begin EXCERPTED DATA

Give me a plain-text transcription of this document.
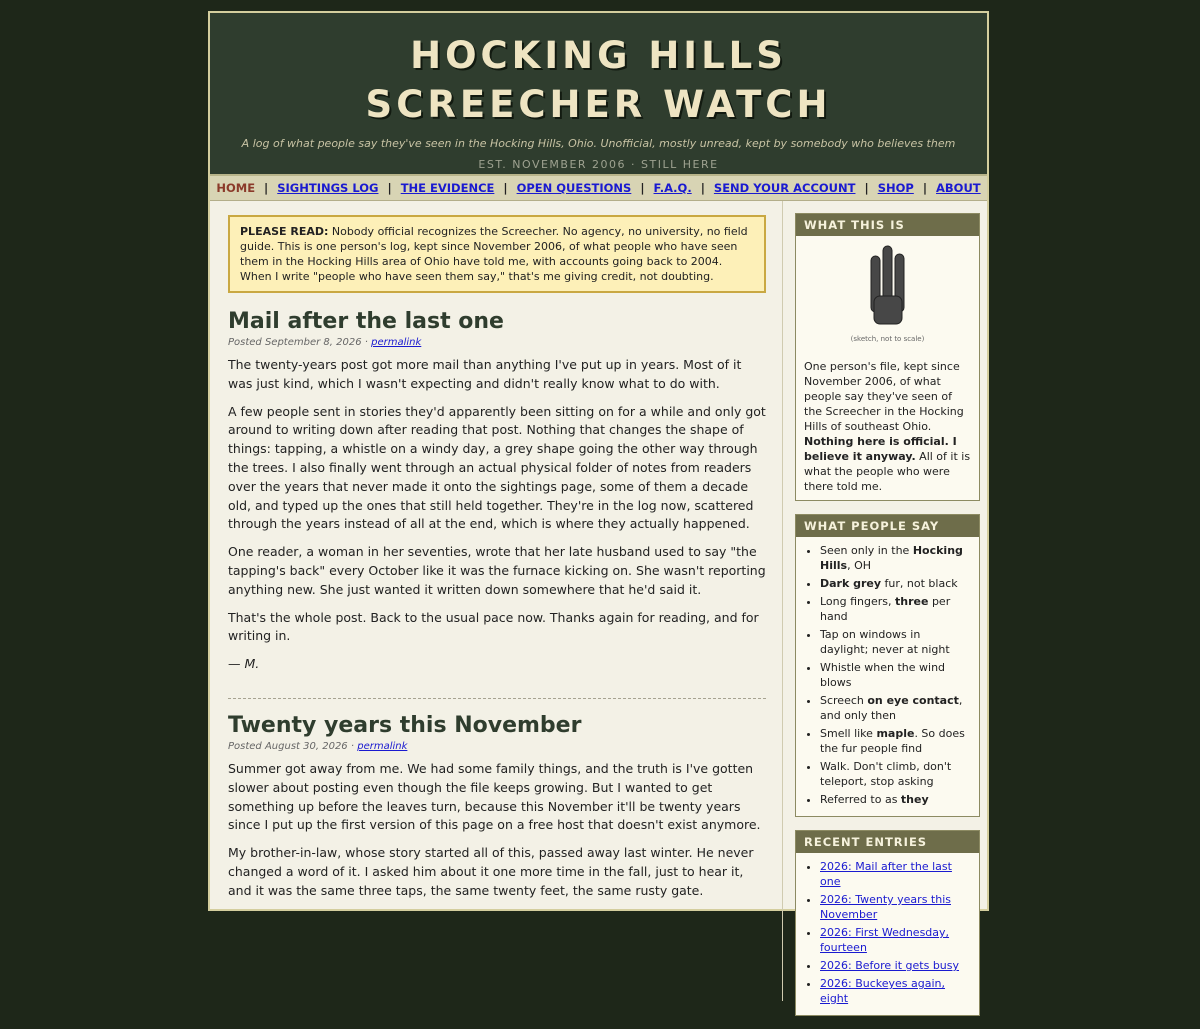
HOCKING HILLS SCREECHER WATCH

A log of what people say they've seen in the Hocking Hills, Ohio. Unofficial, mostly unread, kept by somebody who believes them

EST. NOVEMBER 2006 · STILL HERE

HOME | SIGHTINGS LOG | THE EVIDENCE | OPEN QUESTIONS | F.A.Q. | SEND YOUR ACCOUNT | SHOP | ABOUT
PLEASE READ: Nobody official recognizes the Screecher. No agency, no university, no field guide. This is one person's log, kept since November 2006, of what people who have seen them in the Hocking Hills area of Ohio have told me, with accounts going back to 2004. When I write "people who have seen them say," that's me giving credit, not doubting.
Mail after the last one
Posted September 8, 2026 · permalink

The twenty-years post got more mail than anything I've put up in years. Most of it was just kind, which I wasn't expecting and didn't really know what to do with.

A few people sent in stories they'd apparently been sitting on for a while and only got around to writing down after reading that post. Nothing that changes the shape of things: tapping, a whistle on a windy day, a grey shape going the other way through the trees. I also finally went through an actual physical folder of notes from readers over the years that never made it onto the sightings page, some of them a decade old, and typed up the ones that still held together. They're in the log now, scattered through the years instead of all at the end, which is where they actually happened.

One reader, a woman in her seventies, wrote that her late husband used to say "the tapping's back" every October like it was the furnace kicking on. She wasn't reporting anything new. She just wanted it written down somewhere that he'd said it.

That's the whole post. Back to the usual pace now. Thanks again for reading, and for writing in.

— M.

Twenty years this November
Posted August 30, 2026 · permalink

Summer got away from me. We had some family things, and the truth is I've gotten slower about posting even though the file keeps growing. But I wanted to get something up before the leaves turn, because this November it'll be twenty years since I put up the first version of this page on a free host that doesn't exist anymore.

My brother-in-law, whose story started all of this, passed away last winter. He never changed a word of it. I asked him about it one more time in the fall, just to hear it, and it was the same three taps, the same twenty feet, the same rusty gate.

WHAT THIS IS
(sketch, not to scale)
One person's file, kept since November 2006, of what people say they've seen of the Screecher in the Hocking Hills of southeast Ohio. Nothing here is official. I believe it anyway. All of it is what the people who were there told me.
WHAT PEOPLE SAY
• Seen only in the Hocking Hills, OH
• Dark grey fur, not black
• Long fingers, three per hand
• Tap on windows in daylight; never at night
• Whistle when the wind blows
• Screech on eye contact, and only then
• Smell like maple. So does the fur people find
• Walk. Don't climb, don't teleport, stop asking
• Referred to as they
RECENT ENTRIES
• 2026: Mail after the last one
• 2026: Twenty years this November
• 2026: First Wednesday, fourteen
• 2026: Before it gets busy
• 2026: Buckeyes again, eight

end EXCERPTED DATA

**TASK BRIEF**. From the data above, work out how many lines contain the string "again" and reply with only the number.

**WRITTEN ANSWER**. 2